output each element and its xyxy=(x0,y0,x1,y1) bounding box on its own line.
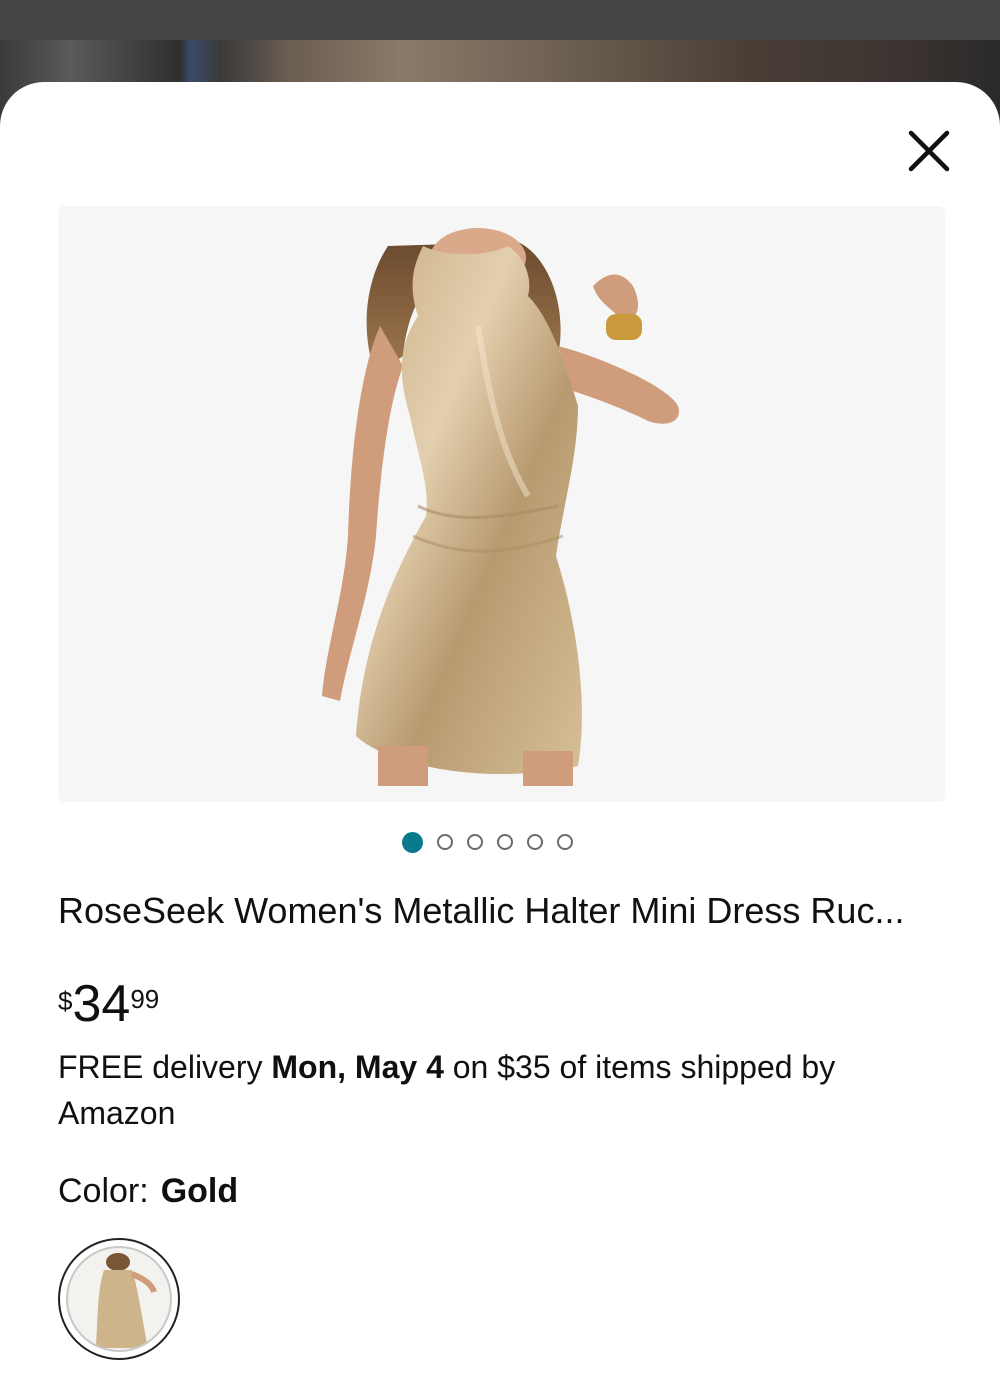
color-value: Gold xyxy=(160,1172,239,1210)
pagination-dot-4[interactable] xyxy=(497,834,513,850)
pagination-dot-3[interactable] xyxy=(467,834,483,850)
color-selector-label: Color: Gold xyxy=(58,1172,238,1211)
pagination-dot-2[interactable] xyxy=(437,834,453,850)
product-title[interactable]: RoseSeek Women's Metallic Halter Mini Dr… xyxy=(58,890,948,932)
product-price: $ 34 99 xyxy=(58,976,159,1036)
product-image[interactable] xyxy=(58,206,945,802)
price-fraction: 99 xyxy=(130,984,160,1014)
delivery-prefix: FREE delivery xyxy=(58,1049,272,1085)
pagination-dot-1[interactable] xyxy=(402,831,423,853)
status-bar xyxy=(0,0,1000,40)
color-swatch-gold[interactable] xyxy=(58,1238,180,1360)
pagination-dot-5[interactable] xyxy=(527,834,543,850)
swatch-thumbnail xyxy=(66,1246,172,1352)
close-icon xyxy=(908,130,950,172)
pagination-dot-6[interactable] xyxy=(557,834,573,850)
color-label: Color: xyxy=(58,1172,149,1210)
product-photo xyxy=(322,228,679,786)
image-pagination xyxy=(402,830,573,854)
delivery-info: FREE delivery Mon, May 4 on $35 of items… xyxy=(58,1044,938,1136)
price-symbol: $ xyxy=(58,986,73,1016)
price-whole: 34 xyxy=(72,975,131,1033)
delivery-date: Mon, May 4 xyxy=(271,1049,444,1085)
close-button[interactable] xyxy=(900,122,958,180)
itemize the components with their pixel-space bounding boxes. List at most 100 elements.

Problem to work on ▸ Output every line of the records above verbatim and in the same order, omitting the picture.

Written answer ▸
output each element and its xyxy=(x0,y0,x1,y1) bounding box on its own line.
color-value: Gold xyxy=(160,1172,239,1210)
pagination-dot-4[interactable] xyxy=(497,834,513,850)
pagination-dot-3[interactable] xyxy=(467,834,483,850)
color-selector-label: Color: Gold xyxy=(58,1172,238,1211)
pagination-dot-2[interactable] xyxy=(437,834,453,850)
product-title[interactable]: RoseSeek Women's Metallic Halter Mini Dr… xyxy=(58,890,948,932)
product-price: $ 34 99 xyxy=(58,976,159,1036)
product-image[interactable] xyxy=(58,206,945,802)
price-fraction: 99 xyxy=(130,984,160,1014)
delivery-prefix: FREE delivery xyxy=(58,1049,272,1085)
pagination-dot-1[interactable] xyxy=(402,831,423,853)
status-bar xyxy=(0,0,1000,40)
color-swatch-gold[interactable] xyxy=(58,1238,180,1360)
pagination-dot-5[interactable] xyxy=(527,834,543,850)
swatch-thumbnail xyxy=(66,1246,172,1352)
close-icon xyxy=(908,130,950,172)
pagination-dot-6[interactable] xyxy=(557,834,573,850)
color-label: Color: xyxy=(58,1172,149,1210)
product-photo xyxy=(322,228,679,786)
image-pagination xyxy=(402,830,573,854)
delivery-info: FREE delivery Mon, May 4 on $35 of items… xyxy=(58,1044,938,1136)
price-symbol: $ xyxy=(58,986,73,1016)
price-whole: 34 xyxy=(72,975,131,1033)
delivery-date: Mon, May 4 xyxy=(271,1049,444,1085)
close-button[interactable] xyxy=(900,122,958,180)
itemize the components with their pixel-space bounding boxes. List at most 100 elements.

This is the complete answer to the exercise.